## Stated task
Output every entry exactly as written.

## Dataset entries
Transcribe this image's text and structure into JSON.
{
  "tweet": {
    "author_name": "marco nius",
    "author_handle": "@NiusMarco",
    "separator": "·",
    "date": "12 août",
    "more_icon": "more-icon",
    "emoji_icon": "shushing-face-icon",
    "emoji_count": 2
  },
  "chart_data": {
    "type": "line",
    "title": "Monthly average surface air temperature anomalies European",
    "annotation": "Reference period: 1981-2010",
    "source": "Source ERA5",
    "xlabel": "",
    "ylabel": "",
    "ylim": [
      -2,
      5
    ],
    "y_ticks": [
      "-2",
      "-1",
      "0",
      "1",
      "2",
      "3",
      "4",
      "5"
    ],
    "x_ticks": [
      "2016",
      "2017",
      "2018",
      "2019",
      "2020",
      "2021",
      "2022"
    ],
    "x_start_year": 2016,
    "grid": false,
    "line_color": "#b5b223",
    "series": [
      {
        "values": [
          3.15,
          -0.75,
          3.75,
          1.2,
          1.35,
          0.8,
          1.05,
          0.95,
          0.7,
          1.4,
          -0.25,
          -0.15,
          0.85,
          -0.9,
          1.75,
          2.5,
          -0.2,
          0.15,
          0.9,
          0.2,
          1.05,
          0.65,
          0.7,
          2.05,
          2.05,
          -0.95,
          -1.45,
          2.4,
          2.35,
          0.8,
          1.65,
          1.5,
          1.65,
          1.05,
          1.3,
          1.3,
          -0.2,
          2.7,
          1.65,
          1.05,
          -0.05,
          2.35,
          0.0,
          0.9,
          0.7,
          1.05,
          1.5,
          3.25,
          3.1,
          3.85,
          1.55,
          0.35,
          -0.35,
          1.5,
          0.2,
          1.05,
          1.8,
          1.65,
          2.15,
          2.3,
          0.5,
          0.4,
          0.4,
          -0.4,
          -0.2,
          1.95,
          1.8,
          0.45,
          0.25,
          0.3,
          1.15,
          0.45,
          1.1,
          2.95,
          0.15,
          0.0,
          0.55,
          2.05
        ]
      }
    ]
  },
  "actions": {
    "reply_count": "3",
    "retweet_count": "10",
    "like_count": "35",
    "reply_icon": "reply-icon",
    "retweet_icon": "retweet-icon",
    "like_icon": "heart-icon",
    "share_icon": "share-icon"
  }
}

## Expected answer
Transcribe this image's text and structure into JSON.
{
  "tweet": {
    "author_name": "marco nius",
    "author_handle": "@NiusMarco",
    "separator": "·",
    "date": "12 août",
    "more_icon": "more-icon",
    "emoji_icon": "shushing-face-icon",
    "emoji_count": 2
  },
  "chart_data": {
    "type": "line",
    "title": "Monthly average surface air temperature anomalies European",
    "annotation": "Reference period: 1981-2010",
    "source": "Source ERA5",
    "xlabel": "",
    "ylabel": "",
    "ylim": [
      -2,
      5
    ],
    "y_ticks": [
      "-2",
      "-1",
      "0",
      "1",
      "2",
      "3",
      "4",
      "5"
    ],
    "x_ticks": [
      "2016",
      "2017",
      "2018",
      "2019",
      "2020",
      "2021",
      "2022"
    ],
    "x_start_year": 2016,
    "grid": false,
    "line_color": "#b5b223",
    "series": [
      {
        "values": [
          3.15,
          -0.75,
          3.75,
          1.2,
          1.35,
          0.8,
          1.05,
          0.95,
          0.7,
          1.4,
          -0.25,
          -0.15,
          0.85,
          -0.9,
          1.75,
          2.5,
          -0.2,
          0.15,
          0.9,
          0.2,
          1.05,
          0.65,
          0.7,
          2.05,
          2.05,
          -0.95,
          -1.45,
          2.4,
          2.35,
          0.8,
          1.65,
          1.5,
          1.65,
          1.05,
          1.3,
          1.3,
          -0.2,
          2.7,
          1.65,
          1.05,
          -0.05,
          2.35,
          0.0,
          0.9,
          0.7,
          1.05,
          1.5,
          3.25,
          3.1,
          3.85,
          1.55,
          0.35,
          -0.35,
          1.5,
          0.2,
          1.05,
          1.8,
          1.65,
          2.15,
          2.3,
          0.5,
          0.4,
          0.4,
          -0.4,
          -0.2,
          1.95,
          1.8,
          0.45,
          0.25,
          0.3,
          1.15,
          0.45,
          1.1,
          2.95,
          0.15,
          0.0,
          0.55,
          2.05
        ]
      }
    ]
  },
  "actions": {
    "reply_count": "3",
    "retweet_count": "10",
    "like_count": "35",
    "reply_icon": "reply-icon",
    "retweet_icon": "retweet-icon",
    "like_icon": "heart-icon",
    "share_icon": "share-icon"
  }
}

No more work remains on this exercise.